Start of THE RECORDS

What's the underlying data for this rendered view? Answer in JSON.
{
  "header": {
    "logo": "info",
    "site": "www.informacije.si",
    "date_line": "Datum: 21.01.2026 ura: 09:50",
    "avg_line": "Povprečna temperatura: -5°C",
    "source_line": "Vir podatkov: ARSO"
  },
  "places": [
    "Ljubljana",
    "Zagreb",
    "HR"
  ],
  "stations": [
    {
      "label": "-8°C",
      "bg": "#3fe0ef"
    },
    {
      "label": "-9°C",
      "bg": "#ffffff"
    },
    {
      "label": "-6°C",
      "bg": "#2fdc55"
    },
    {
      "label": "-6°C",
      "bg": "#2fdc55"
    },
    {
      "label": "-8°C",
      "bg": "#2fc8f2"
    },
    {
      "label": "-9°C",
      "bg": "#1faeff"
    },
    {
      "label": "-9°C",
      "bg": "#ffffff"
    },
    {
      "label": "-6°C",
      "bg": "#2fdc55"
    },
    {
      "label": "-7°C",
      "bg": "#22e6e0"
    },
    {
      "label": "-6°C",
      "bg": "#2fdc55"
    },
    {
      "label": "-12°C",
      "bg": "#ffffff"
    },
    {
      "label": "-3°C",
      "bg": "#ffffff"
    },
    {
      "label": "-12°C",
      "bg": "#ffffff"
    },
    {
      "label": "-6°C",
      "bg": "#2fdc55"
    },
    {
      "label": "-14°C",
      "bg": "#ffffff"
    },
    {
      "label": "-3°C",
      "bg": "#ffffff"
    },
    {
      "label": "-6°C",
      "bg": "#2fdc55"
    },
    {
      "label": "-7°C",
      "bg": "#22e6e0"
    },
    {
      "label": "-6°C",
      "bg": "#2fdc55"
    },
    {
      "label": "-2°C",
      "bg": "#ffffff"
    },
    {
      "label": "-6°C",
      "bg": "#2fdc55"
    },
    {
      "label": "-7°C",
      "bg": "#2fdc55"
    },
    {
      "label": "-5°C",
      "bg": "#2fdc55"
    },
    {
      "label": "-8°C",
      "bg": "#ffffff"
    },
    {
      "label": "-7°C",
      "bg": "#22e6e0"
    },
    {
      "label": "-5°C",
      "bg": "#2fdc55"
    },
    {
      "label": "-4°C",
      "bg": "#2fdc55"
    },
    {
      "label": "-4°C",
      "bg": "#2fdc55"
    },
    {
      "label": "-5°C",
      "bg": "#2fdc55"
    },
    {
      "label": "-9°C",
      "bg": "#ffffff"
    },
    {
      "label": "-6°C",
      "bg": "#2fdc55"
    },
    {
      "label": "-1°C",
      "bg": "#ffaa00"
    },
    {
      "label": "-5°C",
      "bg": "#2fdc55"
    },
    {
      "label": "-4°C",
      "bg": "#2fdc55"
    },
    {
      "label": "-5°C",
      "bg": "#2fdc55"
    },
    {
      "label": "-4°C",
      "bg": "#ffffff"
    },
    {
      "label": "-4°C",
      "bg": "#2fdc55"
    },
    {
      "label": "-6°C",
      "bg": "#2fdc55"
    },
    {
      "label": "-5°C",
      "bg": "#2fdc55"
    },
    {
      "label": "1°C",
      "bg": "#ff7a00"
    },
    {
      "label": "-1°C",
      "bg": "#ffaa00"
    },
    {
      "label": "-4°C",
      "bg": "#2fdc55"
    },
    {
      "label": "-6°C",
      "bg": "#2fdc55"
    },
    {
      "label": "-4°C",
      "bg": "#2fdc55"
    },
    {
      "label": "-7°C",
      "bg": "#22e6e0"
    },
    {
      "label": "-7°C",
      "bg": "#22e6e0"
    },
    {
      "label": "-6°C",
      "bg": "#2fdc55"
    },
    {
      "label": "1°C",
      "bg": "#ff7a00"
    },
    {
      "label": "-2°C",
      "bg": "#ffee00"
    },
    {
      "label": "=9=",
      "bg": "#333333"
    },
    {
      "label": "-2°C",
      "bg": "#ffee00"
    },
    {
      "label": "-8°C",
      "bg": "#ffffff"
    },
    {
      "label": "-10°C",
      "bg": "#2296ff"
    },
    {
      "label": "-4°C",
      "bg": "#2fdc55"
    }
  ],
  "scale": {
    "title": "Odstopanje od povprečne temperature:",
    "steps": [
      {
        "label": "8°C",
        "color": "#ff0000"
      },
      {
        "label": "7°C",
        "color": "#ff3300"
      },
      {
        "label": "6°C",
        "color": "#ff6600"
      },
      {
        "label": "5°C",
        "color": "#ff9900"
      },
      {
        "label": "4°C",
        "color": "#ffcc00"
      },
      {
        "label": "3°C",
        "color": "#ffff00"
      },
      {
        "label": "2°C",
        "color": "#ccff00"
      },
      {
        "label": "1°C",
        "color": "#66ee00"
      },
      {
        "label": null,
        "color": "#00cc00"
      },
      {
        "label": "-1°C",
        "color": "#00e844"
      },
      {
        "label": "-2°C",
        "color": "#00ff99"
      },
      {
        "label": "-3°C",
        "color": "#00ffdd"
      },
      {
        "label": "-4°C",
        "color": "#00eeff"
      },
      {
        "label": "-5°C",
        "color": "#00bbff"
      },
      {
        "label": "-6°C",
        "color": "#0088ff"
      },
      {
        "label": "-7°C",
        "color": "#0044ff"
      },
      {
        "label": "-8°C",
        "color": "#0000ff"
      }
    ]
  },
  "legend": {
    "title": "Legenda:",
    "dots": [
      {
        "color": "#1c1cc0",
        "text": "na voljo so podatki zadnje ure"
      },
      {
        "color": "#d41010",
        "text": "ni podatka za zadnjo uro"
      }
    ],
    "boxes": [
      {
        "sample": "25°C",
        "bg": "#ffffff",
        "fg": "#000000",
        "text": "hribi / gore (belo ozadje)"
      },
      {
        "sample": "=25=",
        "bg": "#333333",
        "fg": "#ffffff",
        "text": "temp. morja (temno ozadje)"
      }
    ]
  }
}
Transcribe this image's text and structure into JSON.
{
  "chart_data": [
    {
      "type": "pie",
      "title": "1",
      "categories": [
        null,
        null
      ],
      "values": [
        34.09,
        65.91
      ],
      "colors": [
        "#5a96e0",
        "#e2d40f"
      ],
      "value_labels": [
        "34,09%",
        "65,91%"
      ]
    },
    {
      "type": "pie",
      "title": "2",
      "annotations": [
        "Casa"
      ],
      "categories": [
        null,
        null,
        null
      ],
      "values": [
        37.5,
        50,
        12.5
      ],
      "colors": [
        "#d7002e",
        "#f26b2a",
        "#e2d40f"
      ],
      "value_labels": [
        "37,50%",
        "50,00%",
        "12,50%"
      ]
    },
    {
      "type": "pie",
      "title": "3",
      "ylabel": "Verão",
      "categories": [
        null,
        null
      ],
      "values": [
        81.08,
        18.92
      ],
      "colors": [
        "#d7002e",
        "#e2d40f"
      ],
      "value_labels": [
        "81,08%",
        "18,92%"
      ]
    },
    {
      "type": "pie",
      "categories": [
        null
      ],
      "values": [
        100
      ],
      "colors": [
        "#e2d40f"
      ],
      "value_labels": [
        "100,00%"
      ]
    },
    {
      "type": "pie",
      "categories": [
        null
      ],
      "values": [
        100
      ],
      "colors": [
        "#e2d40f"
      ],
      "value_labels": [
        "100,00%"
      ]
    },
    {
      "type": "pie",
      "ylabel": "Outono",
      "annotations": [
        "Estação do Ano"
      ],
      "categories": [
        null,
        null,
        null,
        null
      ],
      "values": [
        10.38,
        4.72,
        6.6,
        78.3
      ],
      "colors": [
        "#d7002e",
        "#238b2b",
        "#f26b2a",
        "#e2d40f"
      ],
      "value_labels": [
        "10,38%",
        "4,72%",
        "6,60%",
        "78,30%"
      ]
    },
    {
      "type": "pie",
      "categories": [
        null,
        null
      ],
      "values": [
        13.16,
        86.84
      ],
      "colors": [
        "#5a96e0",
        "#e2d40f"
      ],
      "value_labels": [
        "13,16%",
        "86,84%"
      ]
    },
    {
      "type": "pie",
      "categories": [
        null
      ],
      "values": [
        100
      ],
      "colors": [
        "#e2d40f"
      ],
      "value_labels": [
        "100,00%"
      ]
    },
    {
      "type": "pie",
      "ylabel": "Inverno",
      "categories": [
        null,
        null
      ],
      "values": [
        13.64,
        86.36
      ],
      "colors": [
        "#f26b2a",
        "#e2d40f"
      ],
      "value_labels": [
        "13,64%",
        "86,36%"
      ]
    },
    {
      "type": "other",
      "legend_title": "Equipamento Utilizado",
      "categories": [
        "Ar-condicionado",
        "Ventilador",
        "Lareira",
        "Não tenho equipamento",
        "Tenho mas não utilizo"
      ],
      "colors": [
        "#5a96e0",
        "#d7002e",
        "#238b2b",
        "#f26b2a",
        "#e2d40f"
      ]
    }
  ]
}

End of THE RECORDS

▶ TASK
Copy every line in the entries above that has the string "this" in it.

▶ RESPONSE TO THE EXERCISE
What's the underlying data for this rendered view? Answer in JSON.
Transcribe this image's text and structure into JSON.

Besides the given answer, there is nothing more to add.